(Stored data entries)
*** Begin section ***

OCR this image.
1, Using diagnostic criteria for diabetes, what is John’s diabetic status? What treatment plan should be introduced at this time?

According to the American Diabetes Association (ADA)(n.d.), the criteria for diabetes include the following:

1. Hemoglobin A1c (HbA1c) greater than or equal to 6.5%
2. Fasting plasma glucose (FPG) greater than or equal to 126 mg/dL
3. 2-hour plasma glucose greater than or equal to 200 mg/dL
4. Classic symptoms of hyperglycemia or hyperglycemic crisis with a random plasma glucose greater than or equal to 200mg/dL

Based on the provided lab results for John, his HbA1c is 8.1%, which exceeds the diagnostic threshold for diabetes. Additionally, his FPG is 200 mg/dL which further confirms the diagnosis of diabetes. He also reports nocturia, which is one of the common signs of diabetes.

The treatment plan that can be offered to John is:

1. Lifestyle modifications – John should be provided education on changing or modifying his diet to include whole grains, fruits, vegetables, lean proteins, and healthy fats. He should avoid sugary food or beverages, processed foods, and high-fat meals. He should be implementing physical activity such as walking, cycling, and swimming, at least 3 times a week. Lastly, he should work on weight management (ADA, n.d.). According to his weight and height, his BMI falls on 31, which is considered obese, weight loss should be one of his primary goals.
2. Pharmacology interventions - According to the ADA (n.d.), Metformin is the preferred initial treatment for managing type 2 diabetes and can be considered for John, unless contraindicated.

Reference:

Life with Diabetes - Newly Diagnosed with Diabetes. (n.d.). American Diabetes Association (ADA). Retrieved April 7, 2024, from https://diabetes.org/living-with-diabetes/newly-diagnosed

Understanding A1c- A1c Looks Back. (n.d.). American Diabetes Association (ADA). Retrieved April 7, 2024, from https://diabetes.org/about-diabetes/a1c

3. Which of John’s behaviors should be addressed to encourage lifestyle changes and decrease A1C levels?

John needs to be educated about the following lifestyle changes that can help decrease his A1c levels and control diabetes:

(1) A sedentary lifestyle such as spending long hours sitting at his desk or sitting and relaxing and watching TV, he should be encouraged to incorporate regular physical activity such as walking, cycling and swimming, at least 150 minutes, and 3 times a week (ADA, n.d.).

*** End section ***
*** Begin section ***

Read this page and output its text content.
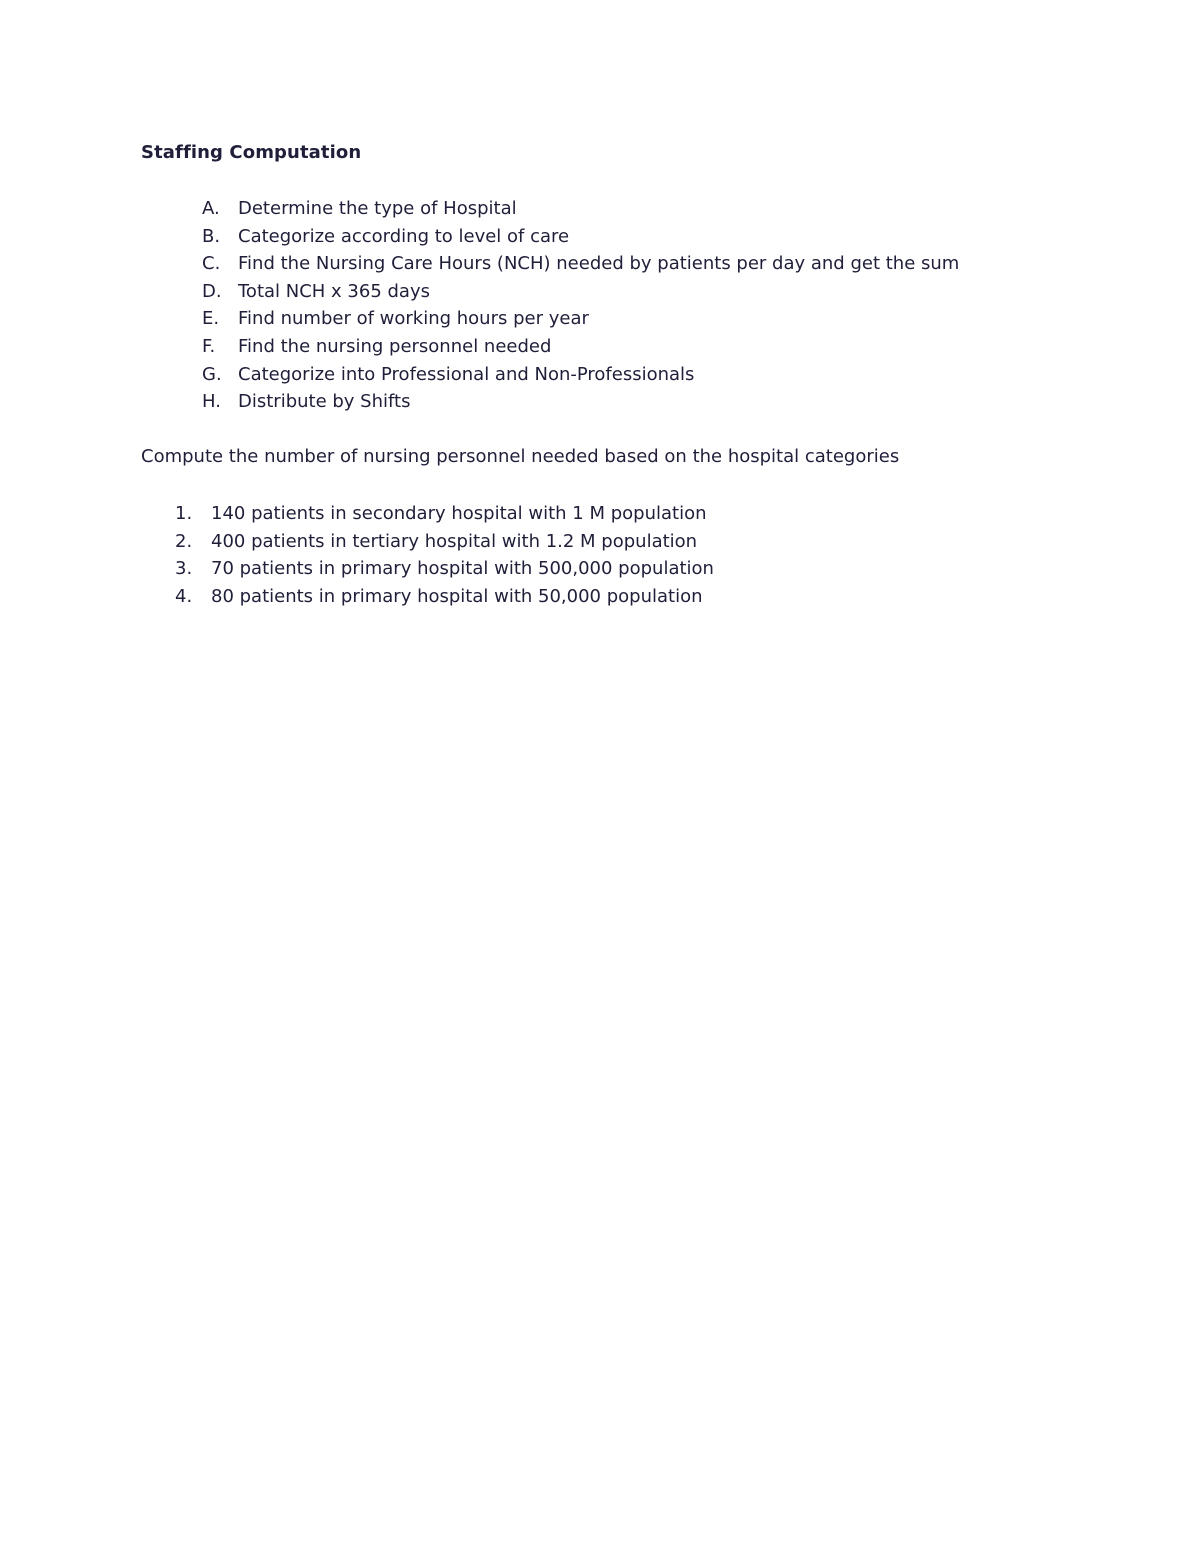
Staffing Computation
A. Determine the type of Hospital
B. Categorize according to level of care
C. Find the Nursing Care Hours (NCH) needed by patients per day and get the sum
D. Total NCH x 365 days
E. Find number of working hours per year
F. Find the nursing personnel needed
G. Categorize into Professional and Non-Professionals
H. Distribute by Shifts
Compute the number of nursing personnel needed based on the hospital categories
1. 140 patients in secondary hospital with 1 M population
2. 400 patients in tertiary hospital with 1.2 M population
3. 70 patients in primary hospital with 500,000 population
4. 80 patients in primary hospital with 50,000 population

*** End section ***

■ **Brief**
Extract every line from the records above that contains the word "needed".

■ **Task response**
C. Find the Nursing Care Hours (NCH) needed by patients per day and get the sum
F. Find the nursing personnel needed
Compute the number of nursing personnel needed based on the hospital categories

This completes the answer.